▼▼▼

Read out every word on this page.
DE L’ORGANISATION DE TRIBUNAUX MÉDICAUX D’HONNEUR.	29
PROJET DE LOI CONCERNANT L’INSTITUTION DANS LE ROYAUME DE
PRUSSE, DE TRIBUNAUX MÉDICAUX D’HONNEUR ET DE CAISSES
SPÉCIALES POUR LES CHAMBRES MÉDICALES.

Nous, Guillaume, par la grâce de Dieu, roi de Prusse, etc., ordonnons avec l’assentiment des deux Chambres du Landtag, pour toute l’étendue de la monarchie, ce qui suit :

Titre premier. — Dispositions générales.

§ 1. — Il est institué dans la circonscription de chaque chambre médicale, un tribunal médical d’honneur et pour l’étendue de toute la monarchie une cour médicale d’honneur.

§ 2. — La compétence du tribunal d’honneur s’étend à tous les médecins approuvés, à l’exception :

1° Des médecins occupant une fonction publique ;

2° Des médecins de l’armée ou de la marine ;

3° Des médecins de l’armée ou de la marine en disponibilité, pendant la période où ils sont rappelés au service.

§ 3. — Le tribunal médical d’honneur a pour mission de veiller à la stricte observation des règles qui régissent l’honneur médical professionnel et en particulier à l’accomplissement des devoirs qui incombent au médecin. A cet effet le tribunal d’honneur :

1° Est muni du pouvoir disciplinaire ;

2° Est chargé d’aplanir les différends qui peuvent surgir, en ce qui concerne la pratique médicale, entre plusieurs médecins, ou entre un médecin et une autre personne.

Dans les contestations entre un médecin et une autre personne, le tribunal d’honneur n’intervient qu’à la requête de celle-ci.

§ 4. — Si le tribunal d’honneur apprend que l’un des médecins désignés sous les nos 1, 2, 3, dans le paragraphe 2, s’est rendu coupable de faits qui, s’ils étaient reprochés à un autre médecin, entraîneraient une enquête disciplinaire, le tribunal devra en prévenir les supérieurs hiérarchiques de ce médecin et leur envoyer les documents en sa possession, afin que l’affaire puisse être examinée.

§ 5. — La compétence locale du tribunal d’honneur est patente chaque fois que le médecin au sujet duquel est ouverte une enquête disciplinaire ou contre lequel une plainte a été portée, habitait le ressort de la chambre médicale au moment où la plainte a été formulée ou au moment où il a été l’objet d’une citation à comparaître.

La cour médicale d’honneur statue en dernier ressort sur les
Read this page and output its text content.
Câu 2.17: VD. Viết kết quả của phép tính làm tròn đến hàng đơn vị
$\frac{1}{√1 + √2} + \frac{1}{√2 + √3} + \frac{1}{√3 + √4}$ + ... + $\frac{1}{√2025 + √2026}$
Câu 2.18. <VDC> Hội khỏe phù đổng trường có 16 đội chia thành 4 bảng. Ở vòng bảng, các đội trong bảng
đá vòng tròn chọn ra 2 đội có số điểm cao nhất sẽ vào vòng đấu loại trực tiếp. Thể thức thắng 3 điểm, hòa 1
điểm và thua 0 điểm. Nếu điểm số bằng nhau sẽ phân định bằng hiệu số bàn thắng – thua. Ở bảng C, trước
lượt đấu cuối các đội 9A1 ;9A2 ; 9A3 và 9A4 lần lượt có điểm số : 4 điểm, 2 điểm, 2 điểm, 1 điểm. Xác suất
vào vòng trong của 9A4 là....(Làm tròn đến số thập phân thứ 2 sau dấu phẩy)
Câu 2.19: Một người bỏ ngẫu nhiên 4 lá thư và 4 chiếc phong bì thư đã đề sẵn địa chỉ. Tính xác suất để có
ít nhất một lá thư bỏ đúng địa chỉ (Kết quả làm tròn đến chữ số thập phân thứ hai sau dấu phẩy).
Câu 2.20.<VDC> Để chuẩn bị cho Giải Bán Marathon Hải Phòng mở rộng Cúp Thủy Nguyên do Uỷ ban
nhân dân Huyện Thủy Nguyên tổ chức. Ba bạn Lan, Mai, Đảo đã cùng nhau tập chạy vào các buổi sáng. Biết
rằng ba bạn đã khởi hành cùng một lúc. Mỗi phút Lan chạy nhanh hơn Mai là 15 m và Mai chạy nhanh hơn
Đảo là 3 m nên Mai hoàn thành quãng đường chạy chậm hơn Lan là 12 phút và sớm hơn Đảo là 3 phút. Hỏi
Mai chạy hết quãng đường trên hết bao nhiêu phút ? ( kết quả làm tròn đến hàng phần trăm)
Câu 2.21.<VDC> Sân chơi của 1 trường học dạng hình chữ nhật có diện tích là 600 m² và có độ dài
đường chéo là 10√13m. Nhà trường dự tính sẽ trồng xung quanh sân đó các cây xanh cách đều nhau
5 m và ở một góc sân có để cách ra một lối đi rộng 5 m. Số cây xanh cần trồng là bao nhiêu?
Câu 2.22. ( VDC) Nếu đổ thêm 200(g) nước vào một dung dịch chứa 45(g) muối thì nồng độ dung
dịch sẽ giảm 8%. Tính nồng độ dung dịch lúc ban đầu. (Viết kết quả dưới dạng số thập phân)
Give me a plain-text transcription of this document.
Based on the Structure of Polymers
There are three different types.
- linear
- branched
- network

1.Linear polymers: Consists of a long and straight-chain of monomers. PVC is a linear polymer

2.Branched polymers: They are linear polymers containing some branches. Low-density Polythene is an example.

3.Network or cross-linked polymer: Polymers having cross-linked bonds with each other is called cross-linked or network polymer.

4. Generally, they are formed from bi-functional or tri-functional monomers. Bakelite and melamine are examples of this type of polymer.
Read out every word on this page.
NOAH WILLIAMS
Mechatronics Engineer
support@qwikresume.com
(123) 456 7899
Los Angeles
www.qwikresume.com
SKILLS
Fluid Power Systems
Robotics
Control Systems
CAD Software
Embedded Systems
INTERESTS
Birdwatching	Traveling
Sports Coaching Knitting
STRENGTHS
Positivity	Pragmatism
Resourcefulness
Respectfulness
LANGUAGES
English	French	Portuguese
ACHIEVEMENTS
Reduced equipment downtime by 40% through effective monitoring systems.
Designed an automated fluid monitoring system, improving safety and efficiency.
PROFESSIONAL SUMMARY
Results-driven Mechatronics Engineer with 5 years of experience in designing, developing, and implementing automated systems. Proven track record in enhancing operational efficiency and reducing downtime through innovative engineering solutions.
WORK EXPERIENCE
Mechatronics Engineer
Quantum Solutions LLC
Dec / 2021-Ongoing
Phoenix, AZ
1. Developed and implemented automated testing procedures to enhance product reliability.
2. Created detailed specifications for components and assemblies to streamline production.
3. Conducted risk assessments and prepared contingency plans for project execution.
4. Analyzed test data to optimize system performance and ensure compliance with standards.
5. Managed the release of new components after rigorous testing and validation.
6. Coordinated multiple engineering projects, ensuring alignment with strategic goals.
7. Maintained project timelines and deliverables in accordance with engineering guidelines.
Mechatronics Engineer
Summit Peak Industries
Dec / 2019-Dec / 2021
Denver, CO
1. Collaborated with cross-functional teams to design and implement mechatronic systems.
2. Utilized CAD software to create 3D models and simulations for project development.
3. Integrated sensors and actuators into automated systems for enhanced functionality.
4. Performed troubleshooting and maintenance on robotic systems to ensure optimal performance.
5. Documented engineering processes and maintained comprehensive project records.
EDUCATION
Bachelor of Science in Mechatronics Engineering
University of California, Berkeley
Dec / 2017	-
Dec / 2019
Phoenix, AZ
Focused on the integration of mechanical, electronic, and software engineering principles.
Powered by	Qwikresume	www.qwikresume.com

▲▲▲

OBJECTIVE: Report back each line of the entries that holds the string "suất".

ANSWER IN FULL:
lượt đấu cuối các đội 9A1 ;9A2 ; 9A3 và 9A4 lần lượt có điểm số : 4 điểm, 2 điểm, 2 điểm, 1 điểm. Xác suất
Câu 2.19: Một người bỏ ngẫu nhiên 4 lá thư và 4 chiếc phong bì thư đã đề sẵn địa chỉ. Tính xác suất để có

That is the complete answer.